■ Données
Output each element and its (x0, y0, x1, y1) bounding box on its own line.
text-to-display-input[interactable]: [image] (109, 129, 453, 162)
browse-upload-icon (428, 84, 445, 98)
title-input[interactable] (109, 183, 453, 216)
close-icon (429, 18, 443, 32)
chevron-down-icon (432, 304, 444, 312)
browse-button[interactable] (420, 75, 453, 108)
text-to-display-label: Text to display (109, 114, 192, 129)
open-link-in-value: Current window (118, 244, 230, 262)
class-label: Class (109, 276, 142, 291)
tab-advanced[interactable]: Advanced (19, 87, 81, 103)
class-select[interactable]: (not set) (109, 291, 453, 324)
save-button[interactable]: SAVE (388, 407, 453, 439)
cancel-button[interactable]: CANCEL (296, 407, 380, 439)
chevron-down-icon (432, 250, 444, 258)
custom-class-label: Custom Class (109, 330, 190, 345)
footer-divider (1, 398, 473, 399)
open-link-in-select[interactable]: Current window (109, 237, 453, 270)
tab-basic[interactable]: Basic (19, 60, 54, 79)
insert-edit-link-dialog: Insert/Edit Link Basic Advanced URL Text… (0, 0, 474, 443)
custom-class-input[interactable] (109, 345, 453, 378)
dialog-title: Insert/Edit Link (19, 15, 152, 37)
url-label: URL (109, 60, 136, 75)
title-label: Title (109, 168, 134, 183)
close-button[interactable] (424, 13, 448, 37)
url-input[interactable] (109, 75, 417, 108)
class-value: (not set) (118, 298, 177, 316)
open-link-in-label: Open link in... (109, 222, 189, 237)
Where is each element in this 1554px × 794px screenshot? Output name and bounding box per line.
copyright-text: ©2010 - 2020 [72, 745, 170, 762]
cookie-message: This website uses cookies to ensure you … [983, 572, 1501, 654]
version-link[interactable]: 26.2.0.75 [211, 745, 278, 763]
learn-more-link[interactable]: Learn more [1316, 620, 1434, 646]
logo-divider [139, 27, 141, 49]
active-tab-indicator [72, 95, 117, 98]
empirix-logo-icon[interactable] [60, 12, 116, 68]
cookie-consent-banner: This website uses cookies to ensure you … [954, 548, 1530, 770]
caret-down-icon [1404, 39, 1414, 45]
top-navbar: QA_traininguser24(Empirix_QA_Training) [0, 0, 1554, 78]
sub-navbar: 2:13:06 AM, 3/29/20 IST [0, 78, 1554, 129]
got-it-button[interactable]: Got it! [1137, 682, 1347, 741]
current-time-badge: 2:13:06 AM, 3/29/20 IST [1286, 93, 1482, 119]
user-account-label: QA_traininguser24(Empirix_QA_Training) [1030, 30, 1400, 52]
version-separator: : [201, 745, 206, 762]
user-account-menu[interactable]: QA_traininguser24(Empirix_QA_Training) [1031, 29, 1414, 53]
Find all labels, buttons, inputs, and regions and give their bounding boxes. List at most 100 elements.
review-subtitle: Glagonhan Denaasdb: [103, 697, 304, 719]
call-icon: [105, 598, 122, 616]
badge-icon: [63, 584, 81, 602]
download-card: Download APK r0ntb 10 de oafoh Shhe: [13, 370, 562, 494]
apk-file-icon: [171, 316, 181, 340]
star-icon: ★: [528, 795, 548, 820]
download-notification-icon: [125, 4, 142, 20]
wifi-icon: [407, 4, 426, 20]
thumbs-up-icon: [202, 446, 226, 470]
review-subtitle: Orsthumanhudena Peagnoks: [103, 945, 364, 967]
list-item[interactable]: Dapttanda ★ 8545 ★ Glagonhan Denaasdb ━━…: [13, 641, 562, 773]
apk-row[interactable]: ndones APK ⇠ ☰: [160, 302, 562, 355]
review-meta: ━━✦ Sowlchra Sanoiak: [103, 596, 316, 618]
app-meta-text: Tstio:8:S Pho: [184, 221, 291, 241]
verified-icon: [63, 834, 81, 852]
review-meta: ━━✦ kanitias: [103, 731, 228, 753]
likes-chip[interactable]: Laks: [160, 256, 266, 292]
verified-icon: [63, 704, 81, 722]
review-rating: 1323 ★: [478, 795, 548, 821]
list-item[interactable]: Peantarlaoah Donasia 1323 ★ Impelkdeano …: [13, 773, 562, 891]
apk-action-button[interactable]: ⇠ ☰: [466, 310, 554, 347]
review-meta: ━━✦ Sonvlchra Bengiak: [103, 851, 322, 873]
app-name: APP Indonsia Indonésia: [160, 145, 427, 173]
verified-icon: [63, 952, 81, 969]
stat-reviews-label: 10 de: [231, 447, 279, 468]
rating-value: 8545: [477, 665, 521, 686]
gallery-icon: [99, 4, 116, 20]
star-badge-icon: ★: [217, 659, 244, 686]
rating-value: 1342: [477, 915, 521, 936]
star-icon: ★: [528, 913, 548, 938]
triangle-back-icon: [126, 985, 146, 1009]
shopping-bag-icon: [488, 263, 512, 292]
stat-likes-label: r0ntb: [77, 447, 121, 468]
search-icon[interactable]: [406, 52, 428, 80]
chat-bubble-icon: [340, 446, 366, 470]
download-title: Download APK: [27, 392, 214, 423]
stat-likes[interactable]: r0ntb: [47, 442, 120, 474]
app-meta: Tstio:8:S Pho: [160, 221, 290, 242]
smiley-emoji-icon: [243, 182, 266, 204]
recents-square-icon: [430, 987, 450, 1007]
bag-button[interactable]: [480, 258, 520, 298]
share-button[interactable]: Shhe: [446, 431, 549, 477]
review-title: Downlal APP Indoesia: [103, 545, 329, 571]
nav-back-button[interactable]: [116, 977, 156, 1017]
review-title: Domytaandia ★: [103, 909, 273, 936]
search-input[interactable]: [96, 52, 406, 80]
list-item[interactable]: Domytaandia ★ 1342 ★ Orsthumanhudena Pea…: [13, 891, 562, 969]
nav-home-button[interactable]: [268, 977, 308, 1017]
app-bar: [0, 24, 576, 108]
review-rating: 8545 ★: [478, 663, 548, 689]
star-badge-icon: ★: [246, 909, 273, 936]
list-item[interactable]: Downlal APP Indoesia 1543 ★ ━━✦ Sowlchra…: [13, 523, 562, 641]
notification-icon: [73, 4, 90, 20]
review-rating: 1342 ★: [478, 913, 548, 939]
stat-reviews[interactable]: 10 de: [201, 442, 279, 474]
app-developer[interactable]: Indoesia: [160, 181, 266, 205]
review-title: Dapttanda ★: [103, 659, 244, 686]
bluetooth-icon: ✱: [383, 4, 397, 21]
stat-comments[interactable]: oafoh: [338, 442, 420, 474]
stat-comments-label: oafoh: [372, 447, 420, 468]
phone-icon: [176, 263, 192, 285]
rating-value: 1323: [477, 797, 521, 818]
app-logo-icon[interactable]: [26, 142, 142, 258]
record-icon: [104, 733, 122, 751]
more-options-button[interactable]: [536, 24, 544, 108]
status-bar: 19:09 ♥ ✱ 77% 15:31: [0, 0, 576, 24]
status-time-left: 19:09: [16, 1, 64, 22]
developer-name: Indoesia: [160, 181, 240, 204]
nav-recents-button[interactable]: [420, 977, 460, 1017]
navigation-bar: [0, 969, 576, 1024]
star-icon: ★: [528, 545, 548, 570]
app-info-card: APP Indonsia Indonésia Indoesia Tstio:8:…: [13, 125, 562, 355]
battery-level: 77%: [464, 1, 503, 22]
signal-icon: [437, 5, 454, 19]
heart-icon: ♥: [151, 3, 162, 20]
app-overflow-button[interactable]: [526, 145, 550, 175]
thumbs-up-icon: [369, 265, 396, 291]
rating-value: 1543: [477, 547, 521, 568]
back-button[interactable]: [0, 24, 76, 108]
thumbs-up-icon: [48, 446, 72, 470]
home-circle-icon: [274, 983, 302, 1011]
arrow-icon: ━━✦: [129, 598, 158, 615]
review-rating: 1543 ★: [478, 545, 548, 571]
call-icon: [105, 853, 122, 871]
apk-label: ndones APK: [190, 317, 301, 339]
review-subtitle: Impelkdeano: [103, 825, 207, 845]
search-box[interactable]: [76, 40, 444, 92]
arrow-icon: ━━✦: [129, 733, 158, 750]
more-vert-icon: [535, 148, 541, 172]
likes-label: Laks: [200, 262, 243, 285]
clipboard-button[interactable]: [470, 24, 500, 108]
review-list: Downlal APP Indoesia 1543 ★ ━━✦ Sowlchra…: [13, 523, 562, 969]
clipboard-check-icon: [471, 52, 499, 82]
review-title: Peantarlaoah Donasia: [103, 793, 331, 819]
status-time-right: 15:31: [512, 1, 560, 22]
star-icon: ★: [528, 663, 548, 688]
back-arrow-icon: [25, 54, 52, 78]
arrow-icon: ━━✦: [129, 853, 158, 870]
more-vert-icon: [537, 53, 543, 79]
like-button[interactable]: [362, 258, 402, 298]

■ Consigne donnée
Reproduisez à l'identique les lignes des données en partant du tout début et en vous arrêtant après la ligne qui contient "0, 1554, 78]", celle-ci comprise.

■ Réponse
Output each element and its (x0, y0, x1, y1) bounding box on its own line.
text-to-display-input[interactable]: [image] (109, 129, 453, 162)
browse-upload-icon (428, 84, 445, 98)
title-input[interactable] (109, 183, 453, 216)
close-icon (429, 18, 443, 32)
chevron-down-icon (432, 304, 444, 312)
browse-button[interactable] (420, 75, 453, 108)
text-to-display-label: Text to display (109, 114, 192, 129)
open-link-in-value: Current window (118, 244, 230, 262)
class-label: Class (109, 276, 142, 291)
tab-advanced[interactable]: Advanced (19, 87, 81, 103)
class-select[interactable]: (not set) (109, 291, 453, 324)
save-button[interactable]: SAVE (388, 407, 453, 439)
cancel-button[interactable]: CANCEL (296, 407, 380, 439)
chevron-down-icon (432, 250, 444, 258)
custom-class-label: Custom Class (109, 330, 190, 345)
footer-divider (1, 398, 473, 399)
open-link-in-select[interactable]: Current window (109, 237, 453, 270)
tab-basic[interactable]: Basic (19, 60, 54, 79)
insert-edit-link-dialog: Insert/Edit Link Basic Advanced URL Text… (0, 0, 474, 443)
custom-class-input[interactable] (109, 345, 453, 378)
dialog-title: Insert/Edit Link (19, 15, 152, 37)
url-label: URL (109, 60, 136, 75)
title-label: Title (109, 168, 134, 183)
close-button[interactable] (424, 13, 448, 37)
url-input[interactable] (109, 75, 417, 108)
class-value: (not set) (118, 298, 177, 316)
open-link-in-label: Open link in... (109, 222, 189, 237)
Where is each element in this 1554px × 794px screenshot? Output name and bounding box per line.
copyright-text: ©2010 - 2020 [72, 745, 170, 762]
cookie-message: This website uses cookies to ensure you … [983, 572, 1501, 654]
version-link[interactable]: 26.2.0.75 [211, 745, 278, 763]
learn-more-link[interactable]: Learn more [1316, 620, 1434, 646]
logo-divider [139, 27, 141, 49]
active-tab-indicator [72, 95, 117, 98]
empirix-logo-icon[interactable] [60, 12, 116, 68]
cookie-consent-banner: This website uses cookies to ensure you … [954, 548, 1530, 770]
caret-down-icon [1404, 39, 1414, 45]
top-navbar: QA_traininguser24(Empirix_QA_Training) [0, 0, 1554, 78]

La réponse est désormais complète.